• [Required task]: Make an exact copy of the listing below.

══ Information shown

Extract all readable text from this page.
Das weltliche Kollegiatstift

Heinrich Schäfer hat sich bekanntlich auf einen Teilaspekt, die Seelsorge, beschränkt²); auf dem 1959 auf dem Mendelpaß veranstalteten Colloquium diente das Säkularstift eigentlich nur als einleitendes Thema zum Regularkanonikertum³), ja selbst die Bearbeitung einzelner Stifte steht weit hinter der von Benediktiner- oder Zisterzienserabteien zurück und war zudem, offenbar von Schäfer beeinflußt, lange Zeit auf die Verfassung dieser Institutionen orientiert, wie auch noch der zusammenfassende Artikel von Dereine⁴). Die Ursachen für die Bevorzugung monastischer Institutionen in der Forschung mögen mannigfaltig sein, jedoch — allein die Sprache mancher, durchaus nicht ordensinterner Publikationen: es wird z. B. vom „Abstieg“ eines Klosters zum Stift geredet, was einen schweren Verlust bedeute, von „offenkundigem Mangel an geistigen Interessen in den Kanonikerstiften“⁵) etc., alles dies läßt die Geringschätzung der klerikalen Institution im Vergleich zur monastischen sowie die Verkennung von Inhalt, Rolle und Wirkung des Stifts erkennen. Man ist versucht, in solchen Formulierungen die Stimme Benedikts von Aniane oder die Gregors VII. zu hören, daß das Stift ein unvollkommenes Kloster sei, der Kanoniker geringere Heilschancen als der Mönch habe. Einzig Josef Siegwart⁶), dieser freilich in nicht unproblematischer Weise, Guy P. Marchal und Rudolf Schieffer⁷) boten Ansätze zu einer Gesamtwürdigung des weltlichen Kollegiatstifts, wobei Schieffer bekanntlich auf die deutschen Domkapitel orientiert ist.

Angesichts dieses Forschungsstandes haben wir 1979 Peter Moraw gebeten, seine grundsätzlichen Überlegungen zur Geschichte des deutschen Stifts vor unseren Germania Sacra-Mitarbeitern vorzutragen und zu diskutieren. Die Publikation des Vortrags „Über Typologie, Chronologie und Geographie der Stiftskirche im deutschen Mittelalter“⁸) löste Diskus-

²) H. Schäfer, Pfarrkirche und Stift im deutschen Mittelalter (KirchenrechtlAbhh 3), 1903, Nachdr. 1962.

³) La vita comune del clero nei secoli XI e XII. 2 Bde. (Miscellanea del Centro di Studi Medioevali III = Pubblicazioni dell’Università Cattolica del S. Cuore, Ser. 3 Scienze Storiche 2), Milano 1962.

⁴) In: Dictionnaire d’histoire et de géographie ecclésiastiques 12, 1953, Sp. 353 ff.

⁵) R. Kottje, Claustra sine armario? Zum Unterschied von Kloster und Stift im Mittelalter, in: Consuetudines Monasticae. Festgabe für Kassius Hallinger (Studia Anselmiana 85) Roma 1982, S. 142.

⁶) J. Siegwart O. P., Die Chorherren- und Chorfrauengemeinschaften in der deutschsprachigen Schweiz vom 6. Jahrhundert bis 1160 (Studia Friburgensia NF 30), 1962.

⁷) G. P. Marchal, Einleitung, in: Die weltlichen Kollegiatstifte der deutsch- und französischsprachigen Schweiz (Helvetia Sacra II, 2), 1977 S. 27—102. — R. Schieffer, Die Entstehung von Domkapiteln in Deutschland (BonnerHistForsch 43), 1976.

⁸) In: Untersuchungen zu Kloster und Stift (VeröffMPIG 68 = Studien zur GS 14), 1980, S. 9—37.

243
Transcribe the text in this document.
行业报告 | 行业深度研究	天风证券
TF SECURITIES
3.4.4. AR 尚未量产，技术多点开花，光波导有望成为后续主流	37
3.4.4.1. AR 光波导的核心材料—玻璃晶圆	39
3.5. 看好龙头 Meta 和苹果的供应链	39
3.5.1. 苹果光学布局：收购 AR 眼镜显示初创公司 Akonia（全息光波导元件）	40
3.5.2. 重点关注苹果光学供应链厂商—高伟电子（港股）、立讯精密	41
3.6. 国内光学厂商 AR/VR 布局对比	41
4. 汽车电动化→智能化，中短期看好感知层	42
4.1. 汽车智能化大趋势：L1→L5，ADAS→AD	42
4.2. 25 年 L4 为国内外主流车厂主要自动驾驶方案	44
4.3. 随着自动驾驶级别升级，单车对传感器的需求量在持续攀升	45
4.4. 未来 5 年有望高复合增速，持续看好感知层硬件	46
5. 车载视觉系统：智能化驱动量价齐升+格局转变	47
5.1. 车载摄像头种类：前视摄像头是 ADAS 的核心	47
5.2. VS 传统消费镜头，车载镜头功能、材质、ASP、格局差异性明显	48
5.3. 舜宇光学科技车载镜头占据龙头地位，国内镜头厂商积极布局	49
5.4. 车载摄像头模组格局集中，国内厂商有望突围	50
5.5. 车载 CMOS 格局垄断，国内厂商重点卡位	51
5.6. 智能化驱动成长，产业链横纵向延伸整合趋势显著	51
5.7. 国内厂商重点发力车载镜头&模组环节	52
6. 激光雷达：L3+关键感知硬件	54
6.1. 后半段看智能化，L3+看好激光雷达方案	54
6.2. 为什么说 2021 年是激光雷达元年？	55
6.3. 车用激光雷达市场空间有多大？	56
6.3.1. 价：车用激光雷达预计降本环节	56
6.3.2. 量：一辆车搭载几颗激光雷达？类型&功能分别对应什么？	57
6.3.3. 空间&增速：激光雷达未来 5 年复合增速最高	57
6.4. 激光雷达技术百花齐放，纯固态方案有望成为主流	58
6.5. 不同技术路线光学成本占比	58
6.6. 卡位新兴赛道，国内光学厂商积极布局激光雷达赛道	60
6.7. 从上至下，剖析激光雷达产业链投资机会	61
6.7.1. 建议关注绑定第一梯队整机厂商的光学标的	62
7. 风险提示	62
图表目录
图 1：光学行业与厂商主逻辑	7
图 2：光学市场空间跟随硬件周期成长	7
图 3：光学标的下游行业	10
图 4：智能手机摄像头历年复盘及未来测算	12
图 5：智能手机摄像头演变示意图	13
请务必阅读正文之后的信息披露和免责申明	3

════

• [Solution to this task]:
Extract all readable text from this page.
Das weltliche Kollegiatstift

Heinrich Schäfer hat sich bekanntlich auf einen Teilaspekt, die Seelsorge, beschränkt²); auf dem 1959 auf dem Mendelpaß veranstalteten Colloquium diente das Säkularstift eigentlich nur als einleitendes Thema zum Regularkanonikertum³), ja selbst die Bearbeitung einzelner Stifte steht weit hinter der von Benediktiner- oder Zisterzienserabteien zurück und war zudem, offenbar von Schäfer beeinflußt, lange Zeit auf die Verfassung dieser Institutionen orientiert, wie auch noch der zusammenfassende Artikel von Dereine⁴). Die Ursachen für die Bevorzugung monastischer Institutionen in der Forschung mögen mannigfaltig sein, jedoch — allein die Sprache mancher, durchaus nicht ordensinterner Publikationen: es wird z. B. vom „Abstieg“ eines Klosters zum Stift geredet, was einen schweren Verlust bedeute, von „offenkundigem Mangel an geistigen Interessen in den Kanonikerstiften“⁵) etc., alles dies läßt die Geringschätzung der klerikalen Institution im Vergleich zur monastischen sowie die Verkennung von Inhalt, Rolle und Wirkung des Stifts erkennen. Man ist versucht, in solchen Formulierungen die Stimme Benedikts von Aniane oder die Gregors VII. zu hören, daß das Stift ein unvollkommenes Kloster sei, der Kanoniker geringere Heilschancen als der Mönch habe. Einzig Josef Siegwart⁶), dieser freilich in nicht unproblematischer Weise, Guy P. Marchal und Rudolf Schieffer⁷) boten Ansätze zu einer Gesamtwürdigung des weltlichen Kollegiatstifts, wobei Schieffer bekanntlich auf die deutschen Domkapitel orientiert ist.

Angesichts dieses Forschungsstandes haben wir 1979 Peter Moraw gebeten, seine grundsätzlichen Überlegungen zur Geschichte des deutschen Stifts vor unseren Germania Sacra-Mitarbeitern vorzutragen und zu diskutieren. Die Publikation des Vortrags „Über Typologie, Chronologie und Geographie der Stiftskirche im deutschen Mittelalter“⁸) löste Diskus-

²) H. Schäfer, Pfarrkirche und Stift im deutschen Mittelalter (KirchenrechtlAbhh 3), 1903, Nachdr. 1962.

³) La vita comune del clero nei secoli XI e XII. 2 Bde. (Miscellanea del Centro di Studi Medioevali III = Pubblicazioni dell’Università Cattolica del S. Cuore, Ser. 3 Scienze Storiche 2), Milano 1962.

⁴) In: Dictionnaire d’histoire et de géographie ecclésiastiques 12, 1953, Sp. 353 ff.

⁵) R. Kottje, Claustra sine armario? Zum Unterschied von Kloster und Stift im Mittelalter, in: Consuetudines Monasticae. Festgabe für Kassius Hallinger (Studia Anselmiana 85) Roma 1982, S. 142.

⁶) J. Siegwart O. P., Die Chorherren- und Chorfrauengemeinschaften in der deutschsprachigen Schweiz vom 6. Jahrhundert bis 1160 (Studia Friburgensia NF 30), 1962.

⁷) G. P. Marchal, Einleitung, in: Die weltlichen Kollegiatstifte der deutsch- und französischsprachigen Schweiz (Helvetia Sacra II, 2), 1977 S. 27—102. — R. Schieffer, Die Entstehung von Domkapiteln in Deutschland (BonnerHistForsch 43), 1976.

⁸) In: Untersuchungen zu Kloster und Stift (VeröffMPIG 68 = Studien zur GS 14), 1980, S. 9—37.

243
Transcribe the text in this document.
行业报告 | 行业深度研究	天风证券
TF SECURITIES
3.4.4. AR 尚未量产，技术多点开花，光波导有望成为后续主流	37
3.4.4.1. AR 光波导的核心材料—玻璃晶圆	39
3.5. 看好龙头 Meta 和苹果的供应链	39
3.5.1. 苹果光学布局：收购 AR 眼镜显示初创公司 Akonia（全息光波导元件）	40
3.5.2. 重点关注苹果光学供应链厂商—高伟电子（港股）、立讯精密	41
3.6. 国内光学厂商 AR/VR 布局对比	41
4. 汽车电动化→智能化，中短期看好感知层	42
4.1. 汽车智能化大趋势：L1→L5，ADAS→AD	42
4.2. 25 年 L4 为国内外主流车厂主要自动驾驶方案	44
4.3. 随着自动驾驶级别升级，单车对传感器的需求量在持续攀升	45
4.4. 未来 5 年有望高复合增速，持续看好感知层硬件	46
5. 车载视觉系统：智能化驱动量价齐升+格局转变	47
5.1. 车载摄像头种类：前视摄像头是 ADAS 的核心	47
5.2. VS 传统消费镜头，车载镜头功能、材质、ASP、格局差异性明显	48
5.3. 舜宇光学科技车载镜头占据龙头地位，国内镜头厂商积极布局	49
5.4. 车载摄像头模组格局集中，国内厂商有望突围	50
5.5. 车载 CMOS 格局垄断，国内厂商重点卡位	51
5.6. 智能化驱动成长，产业链横纵向延伸整合趋势显著	51
5.7. 国内厂商重点发力车载镜头&模组环节	52
6. 激光雷达：L3+关键感知硬件	54
6.1. 后半段看智能化，L3+看好激光雷达方案	54
6.2. 为什么说 2021 年是激光雷达元年？	55
6.3. 车用激光雷达市场空间有多大？	56
6.3.1. 价：车用激光雷达预计降本环节	56
6.3.2. 量：一辆车搭载几颗激光雷达？类型&功能分别对应什么？	57
6.3.3. 空间&增速：激光雷达未来 5 年复合增速最高	57
6.4. 激光雷达技术百花齐放，纯固态方案有望成为主流	58
6.5. 不同技术路线光学成本占比	58
6.6. 卡位新兴赛道，国内光学厂商积极布局激光雷达赛道	60
6.7. 从上至下，剖析激光雷达产业链投资机会	61
6.7.1. 建议关注绑定第一梯队整机厂商的光学标的	62
7. 风险提示	62
图表目录
图 1：光学行业与厂商主逻辑	7
图 2：光学市场空间跟随硬件周期成长	7
图 3：光学标的下游行业	10
图 4：智能手机摄像头历年复盘及未来测算	12
图 5：智能手机摄像头演变示意图	13
请务必阅读正文之后的信息披露和免责申明	3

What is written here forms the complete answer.